▸ Exercise:
Go through the listing below and list every line with "camera".

▸ Information provided:
==*==

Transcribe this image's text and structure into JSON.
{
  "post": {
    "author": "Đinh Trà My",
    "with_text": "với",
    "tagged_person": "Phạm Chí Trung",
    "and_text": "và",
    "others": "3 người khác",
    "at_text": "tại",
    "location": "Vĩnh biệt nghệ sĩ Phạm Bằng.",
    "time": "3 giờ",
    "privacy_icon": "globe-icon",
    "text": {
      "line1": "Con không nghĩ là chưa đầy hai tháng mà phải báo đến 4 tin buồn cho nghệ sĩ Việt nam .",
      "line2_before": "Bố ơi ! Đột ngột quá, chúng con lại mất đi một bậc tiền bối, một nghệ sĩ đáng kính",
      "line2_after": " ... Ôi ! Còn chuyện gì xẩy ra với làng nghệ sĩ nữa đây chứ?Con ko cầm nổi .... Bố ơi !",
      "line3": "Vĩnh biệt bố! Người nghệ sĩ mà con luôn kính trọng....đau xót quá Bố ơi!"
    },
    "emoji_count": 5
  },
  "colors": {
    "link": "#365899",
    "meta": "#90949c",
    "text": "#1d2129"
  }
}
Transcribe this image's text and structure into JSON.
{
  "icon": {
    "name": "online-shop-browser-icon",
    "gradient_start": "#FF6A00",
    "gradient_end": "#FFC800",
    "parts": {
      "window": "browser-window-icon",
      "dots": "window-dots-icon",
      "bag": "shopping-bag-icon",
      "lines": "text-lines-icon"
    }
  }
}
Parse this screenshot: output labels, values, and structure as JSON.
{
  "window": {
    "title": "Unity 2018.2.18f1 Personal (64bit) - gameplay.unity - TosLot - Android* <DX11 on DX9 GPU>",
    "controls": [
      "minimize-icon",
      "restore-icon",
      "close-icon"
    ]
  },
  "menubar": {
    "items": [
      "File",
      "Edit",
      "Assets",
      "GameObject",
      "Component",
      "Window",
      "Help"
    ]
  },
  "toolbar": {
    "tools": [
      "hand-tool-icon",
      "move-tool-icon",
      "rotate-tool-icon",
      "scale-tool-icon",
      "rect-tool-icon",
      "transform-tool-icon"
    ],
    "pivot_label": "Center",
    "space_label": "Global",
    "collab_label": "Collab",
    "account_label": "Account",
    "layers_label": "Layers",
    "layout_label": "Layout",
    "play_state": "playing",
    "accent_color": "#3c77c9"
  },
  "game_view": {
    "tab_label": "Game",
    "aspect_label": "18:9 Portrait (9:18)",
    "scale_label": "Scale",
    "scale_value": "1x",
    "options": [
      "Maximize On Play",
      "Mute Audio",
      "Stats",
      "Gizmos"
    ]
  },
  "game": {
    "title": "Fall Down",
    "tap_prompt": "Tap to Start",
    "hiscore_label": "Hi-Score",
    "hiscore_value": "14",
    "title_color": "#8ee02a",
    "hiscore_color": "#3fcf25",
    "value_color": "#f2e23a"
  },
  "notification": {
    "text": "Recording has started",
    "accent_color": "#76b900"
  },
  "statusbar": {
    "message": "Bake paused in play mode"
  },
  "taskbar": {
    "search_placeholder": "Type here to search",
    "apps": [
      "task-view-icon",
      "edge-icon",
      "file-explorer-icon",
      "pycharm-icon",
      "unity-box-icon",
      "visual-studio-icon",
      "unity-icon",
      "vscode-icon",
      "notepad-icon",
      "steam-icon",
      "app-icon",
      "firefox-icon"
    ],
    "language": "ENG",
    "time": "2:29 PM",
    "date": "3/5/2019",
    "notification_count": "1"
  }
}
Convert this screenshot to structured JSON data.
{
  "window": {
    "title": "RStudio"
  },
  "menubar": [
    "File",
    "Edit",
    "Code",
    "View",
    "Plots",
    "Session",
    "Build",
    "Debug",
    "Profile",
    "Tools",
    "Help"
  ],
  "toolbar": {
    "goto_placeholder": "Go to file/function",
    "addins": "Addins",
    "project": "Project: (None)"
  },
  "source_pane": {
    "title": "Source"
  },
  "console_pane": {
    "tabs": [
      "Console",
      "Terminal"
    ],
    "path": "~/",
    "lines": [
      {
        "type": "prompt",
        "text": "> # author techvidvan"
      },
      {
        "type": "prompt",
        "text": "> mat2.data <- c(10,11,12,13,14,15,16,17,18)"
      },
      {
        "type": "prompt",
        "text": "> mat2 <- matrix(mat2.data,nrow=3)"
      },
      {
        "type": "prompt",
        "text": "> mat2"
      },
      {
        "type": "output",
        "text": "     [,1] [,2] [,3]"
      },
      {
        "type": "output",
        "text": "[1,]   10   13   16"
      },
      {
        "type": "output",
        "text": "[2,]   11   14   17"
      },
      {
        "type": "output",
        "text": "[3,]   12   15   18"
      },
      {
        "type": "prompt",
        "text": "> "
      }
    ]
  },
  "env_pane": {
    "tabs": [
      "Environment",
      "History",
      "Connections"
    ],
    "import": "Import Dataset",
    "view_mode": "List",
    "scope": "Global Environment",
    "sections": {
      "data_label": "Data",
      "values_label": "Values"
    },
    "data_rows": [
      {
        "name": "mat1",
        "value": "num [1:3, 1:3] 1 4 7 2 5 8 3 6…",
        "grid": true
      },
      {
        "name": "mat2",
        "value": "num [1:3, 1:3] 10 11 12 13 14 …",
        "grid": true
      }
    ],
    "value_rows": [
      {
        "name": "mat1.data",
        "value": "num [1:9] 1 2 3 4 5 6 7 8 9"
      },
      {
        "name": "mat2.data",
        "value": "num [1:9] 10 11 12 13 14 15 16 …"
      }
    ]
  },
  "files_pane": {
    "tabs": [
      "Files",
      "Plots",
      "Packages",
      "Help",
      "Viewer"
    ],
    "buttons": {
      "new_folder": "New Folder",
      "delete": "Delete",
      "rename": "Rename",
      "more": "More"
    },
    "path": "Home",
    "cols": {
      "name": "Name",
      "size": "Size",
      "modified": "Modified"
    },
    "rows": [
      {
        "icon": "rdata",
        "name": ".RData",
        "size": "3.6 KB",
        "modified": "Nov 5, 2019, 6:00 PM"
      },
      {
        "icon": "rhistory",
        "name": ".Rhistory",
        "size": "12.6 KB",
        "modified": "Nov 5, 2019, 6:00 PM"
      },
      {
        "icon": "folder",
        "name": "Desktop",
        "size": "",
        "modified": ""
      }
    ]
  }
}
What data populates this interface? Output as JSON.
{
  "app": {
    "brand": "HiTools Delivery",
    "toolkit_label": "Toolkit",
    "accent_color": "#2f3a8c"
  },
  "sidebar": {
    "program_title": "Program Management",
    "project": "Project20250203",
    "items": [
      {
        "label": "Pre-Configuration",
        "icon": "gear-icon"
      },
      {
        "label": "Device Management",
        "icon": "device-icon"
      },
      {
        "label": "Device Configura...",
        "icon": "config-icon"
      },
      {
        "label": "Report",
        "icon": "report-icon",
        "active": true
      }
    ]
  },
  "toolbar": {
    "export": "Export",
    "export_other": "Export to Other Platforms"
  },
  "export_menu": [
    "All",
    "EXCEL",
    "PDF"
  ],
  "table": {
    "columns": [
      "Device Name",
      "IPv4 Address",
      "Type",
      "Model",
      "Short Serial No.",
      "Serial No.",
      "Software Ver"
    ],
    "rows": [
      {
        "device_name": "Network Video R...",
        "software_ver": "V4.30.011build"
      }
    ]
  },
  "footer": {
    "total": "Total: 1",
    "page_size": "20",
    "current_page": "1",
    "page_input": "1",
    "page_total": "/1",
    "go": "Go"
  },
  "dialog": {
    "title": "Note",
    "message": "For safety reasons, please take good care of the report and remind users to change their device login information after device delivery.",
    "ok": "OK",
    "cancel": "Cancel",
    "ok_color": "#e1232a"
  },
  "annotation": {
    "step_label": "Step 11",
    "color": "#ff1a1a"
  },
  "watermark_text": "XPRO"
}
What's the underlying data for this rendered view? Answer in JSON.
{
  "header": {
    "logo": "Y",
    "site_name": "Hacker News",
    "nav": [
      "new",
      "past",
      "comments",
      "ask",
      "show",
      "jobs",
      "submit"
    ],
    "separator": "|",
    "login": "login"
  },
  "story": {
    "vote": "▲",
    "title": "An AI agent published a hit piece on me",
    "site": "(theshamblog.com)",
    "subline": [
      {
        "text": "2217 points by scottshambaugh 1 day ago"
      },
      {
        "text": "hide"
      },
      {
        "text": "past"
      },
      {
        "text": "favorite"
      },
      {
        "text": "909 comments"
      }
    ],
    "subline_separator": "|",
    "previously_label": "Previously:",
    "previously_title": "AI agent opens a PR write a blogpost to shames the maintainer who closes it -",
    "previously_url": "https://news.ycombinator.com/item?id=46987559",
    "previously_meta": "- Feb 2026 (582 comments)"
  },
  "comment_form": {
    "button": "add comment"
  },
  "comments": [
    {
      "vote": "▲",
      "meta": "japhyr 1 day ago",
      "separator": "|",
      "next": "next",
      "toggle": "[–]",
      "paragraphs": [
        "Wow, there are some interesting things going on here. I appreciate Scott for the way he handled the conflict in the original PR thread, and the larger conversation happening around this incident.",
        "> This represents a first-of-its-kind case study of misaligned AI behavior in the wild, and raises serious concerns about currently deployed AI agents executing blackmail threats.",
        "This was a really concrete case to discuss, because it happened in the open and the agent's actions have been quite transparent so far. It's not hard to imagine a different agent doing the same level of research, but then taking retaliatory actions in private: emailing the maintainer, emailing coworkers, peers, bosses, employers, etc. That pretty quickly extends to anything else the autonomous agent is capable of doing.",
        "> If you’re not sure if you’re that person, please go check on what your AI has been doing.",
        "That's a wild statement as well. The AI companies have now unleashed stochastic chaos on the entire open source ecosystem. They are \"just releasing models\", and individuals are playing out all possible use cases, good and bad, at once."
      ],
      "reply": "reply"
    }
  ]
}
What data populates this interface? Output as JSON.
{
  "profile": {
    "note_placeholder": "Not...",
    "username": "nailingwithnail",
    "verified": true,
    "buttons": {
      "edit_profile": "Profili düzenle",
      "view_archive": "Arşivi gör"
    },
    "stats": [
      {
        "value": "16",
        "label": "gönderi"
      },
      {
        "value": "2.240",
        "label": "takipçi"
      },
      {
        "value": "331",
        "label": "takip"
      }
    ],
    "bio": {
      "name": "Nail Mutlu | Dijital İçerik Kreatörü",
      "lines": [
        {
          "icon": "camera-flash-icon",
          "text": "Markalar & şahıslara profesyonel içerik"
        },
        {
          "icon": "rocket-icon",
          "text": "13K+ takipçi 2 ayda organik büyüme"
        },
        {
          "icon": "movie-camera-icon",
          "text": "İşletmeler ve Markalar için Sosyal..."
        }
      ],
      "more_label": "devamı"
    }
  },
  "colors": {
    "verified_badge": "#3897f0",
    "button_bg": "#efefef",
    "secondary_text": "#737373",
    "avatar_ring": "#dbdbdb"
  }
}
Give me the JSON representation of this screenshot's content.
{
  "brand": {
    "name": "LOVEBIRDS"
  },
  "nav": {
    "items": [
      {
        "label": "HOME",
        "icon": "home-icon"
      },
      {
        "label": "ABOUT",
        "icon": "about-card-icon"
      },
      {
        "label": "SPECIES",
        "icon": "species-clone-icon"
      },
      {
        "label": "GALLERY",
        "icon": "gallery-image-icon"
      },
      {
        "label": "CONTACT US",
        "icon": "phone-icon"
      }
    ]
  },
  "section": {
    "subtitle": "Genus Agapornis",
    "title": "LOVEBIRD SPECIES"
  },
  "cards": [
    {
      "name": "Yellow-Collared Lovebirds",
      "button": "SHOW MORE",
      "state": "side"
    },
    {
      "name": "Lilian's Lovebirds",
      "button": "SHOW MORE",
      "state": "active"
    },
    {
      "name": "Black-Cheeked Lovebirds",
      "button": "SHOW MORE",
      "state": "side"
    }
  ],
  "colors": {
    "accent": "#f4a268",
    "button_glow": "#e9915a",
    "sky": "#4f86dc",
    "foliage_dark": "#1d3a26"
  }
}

==*==

▸ Correct answer:
          "icon": "camera-flash-icon",
          "icon": "movie-camera-icon",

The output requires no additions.